Element data from apps and pages
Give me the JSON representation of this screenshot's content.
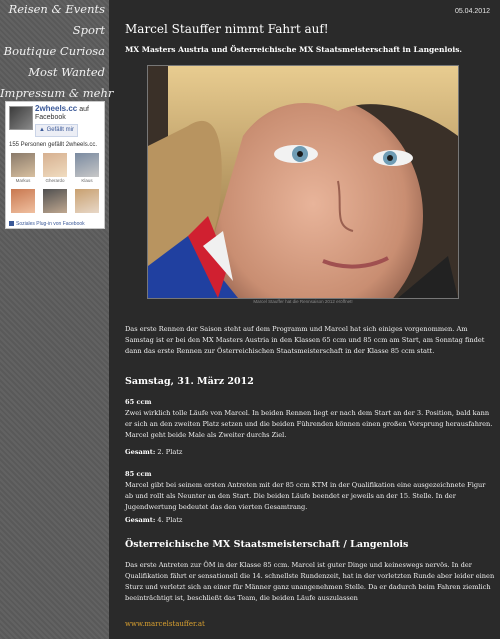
{
  "nav": {
    "items": [
      "Reisen & Events",
      "Sport",
      "Boutique Curiosa",
      "Most Wanted",
      "Impressum & mehr"
    ]
  },
  "facebook": {
    "page_name": "2wheels.cc",
    "on_text": "auf",
    "platform": "Facebook",
    "like_button": "Gefällt mir",
    "likes_count_text": "155 Personen gefällt 2wheels.cc.",
    "faces": [
      "Markus",
      "Gherardo",
      "Klaus",
      "",
      "",
      ""
    ],
    "plugin_text": "Soziales Plug-in von Facebook"
  },
  "article": {
    "date": "05.04.2012",
    "title": "Marcel Stauffer nimmt Fahrt auf!",
    "subtitle": "MX Masters Austria und Österreichische MX Staatsmeisterschaft in Langenlois.",
    "photo_caption": "Marcel Stauffer hat die Rennsaison 2012 eröffnet!",
    "intro": "Das erste Rennen der Saison steht auf dem Programm und Marcel hat sich einiges vorgenommen. Am Samstag ist er bei den MX Masters Austria in den Klassen 65 ccm und 85 ccm am Start, am Sonntag findet dann das erste Rennen zur Österreichischen Staatsmeisterschaft in der Klasse 85 ccm statt.",
    "section1_heading": "Samstag, 31. März 2012",
    "class1_label": "65 ccm",
    "class1_text": "Zwei wirklich tolle Läufe von Marcel. In beiden Rennen liegt er nach dem Start an der 3. Position, bald kann er sich an den zweiten Platz setzen und die beiden Führenden können einen großen Vorsprung herausfahren. Marcel geht beide Male als Zweiter durchs Ziel.",
    "class1_result_label": "Gesamt:",
    "class1_result_value": "2. Platz",
    "class2_label": "85 ccm",
    "class2_text": "Marcel gibt bei seinem ersten Antreten mit der 85 ccm KTM in der Qualifikation eine ausgezeichnete Figur ab und rollt als Neunter an den Start. Die beiden Läufe beendet er jeweils an der 15. Stelle. In der Jugendwertung bedeutet das den vierten Gesamtrang.",
    "class2_result_label": "Gesamt:",
    "class2_result_value": "4. Platz",
    "section2_heading": "Österreichische MX Staatsmeisterschaft / Langenlois",
    "section2_text": "Das erste Antreten zur ÖM in der Klasse 85 ccm. Marcel ist guter Dinge und keineswegs nervös. In der Qualifikation fährt er sensationell die 14. schnellste Rundenzeit, hat in der vorletzten Runde aber leider einen Sturz und verletzt sich an einer für Männer ganz unangenehmen Stelle. Da er dadurch beim Fahren ziemlich beeinträchtigt ist, beschließt das Team, die beiden Läufe auszulassen",
    "footer_link": "www.marcelstauffer.at"
  },
  "colors": {
    "page_bg": "#2a2a2a",
    "sidebar_bg": "#5c5c5c",
    "link_color": "#d9a030",
    "fb_blue": "#3b5998"
  }
}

» **What the task requires**
Please give back the data above word for word, with no pictures included.

» **Task output**
Give me the JSON representation of this screenshot's content.
{
  "nav": {
    "items": [
      "Reisen & Events",
      "Sport",
      "Boutique Curiosa",
      "Most Wanted",
      "Impressum & mehr"
    ]
  },
  "facebook": {
    "page_name": "2wheels.cc",
    "on_text": "auf",
    "platform": "Facebook",
    "like_button": "Gefällt mir",
    "likes_count_text": "155 Personen gefällt 2wheels.cc.",
    "faces": [
      "Markus",
      "Gherardo",
      "Klaus",
      "",
      "",
      ""
    ],
    "plugin_text": "Soziales Plug-in von Facebook"
  },
  "article": {
    "date": "05.04.2012",
    "title": "Marcel Stauffer nimmt Fahrt auf!",
    "subtitle": "MX Masters Austria und Österreichische MX Staatsmeisterschaft in Langenlois.",
    "photo_caption": "Marcel Stauffer hat die Rennsaison 2012 eröffnet!",
    "intro": "Das erste Rennen der Saison steht auf dem Programm und Marcel hat sich einiges vorgenommen. Am Samstag ist er bei den MX Masters Austria in den Klassen 65 ccm und 85 ccm am Start, am Sonntag findet dann das erste Rennen zur Österreichischen Staatsmeisterschaft in der Klasse 85 ccm statt.",
    "section1_heading": "Samstag, 31. März 2012",
    "class1_label": "65 ccm",
    "class1_text": "Zwei wirklich tolle Läufe von Marcel. In beiden Rennen liegt er nach dem Start an der 3. Position, bald kann er sich an den zweiten Platz setzen und die beiden Führenden können einen großen Vorsprung herausfahren. Marcel geht beide Male als Zweiter durchs Ziel.",
    "class1_result_label": "Gesamt:",
    "class1_result_value": "2. Platz",
    "class2_label": "85 ccm",
    "class2_text": "Marcel gibt bei seinem ersten Antreten mit der 85 ccm KTM in der Qualifikation eine ausgezeichnete Figur ab und rollt als Neunter an den Start. Die beiden Läufe beendet er jeweils an der 15. Stelle. In der Jugendwertung bedeutet das den vierten Gesamtrang.",
    "class2_result_label": "Gesamt:",
    "class2_result_value": "4. Platz",
    "section2_heading": "Österreichische MX Staatsmeisterschaft / Langenlois",
    "section2_text": "Das erste Antreten zur ÖM in der Klasse 85 ccm. Marcel ist guter Dinge und keineswegs nervös. In der Qualifikation fährt er sensationell die 14. schnellste Rundenzeit, hat in der vorletzten Runde aber leider einen Sturz und verletzt sich an einer für Männer ganz unangenehmen Stelle. Da er dadurch beim Fahren ziemlich beeinträchtigt ist, beschließt das Team, die beiden Läufe auszulassen",
    "footer_link": "www.marcelstauffer.at"
  },
  "colors": {
    "page_bg": "#2a2a2a",
    "sidebar_bg": "#5c5c5c",
    "link_color": "#d9a030",
    "fb_blue": "#3b5998"
  }
}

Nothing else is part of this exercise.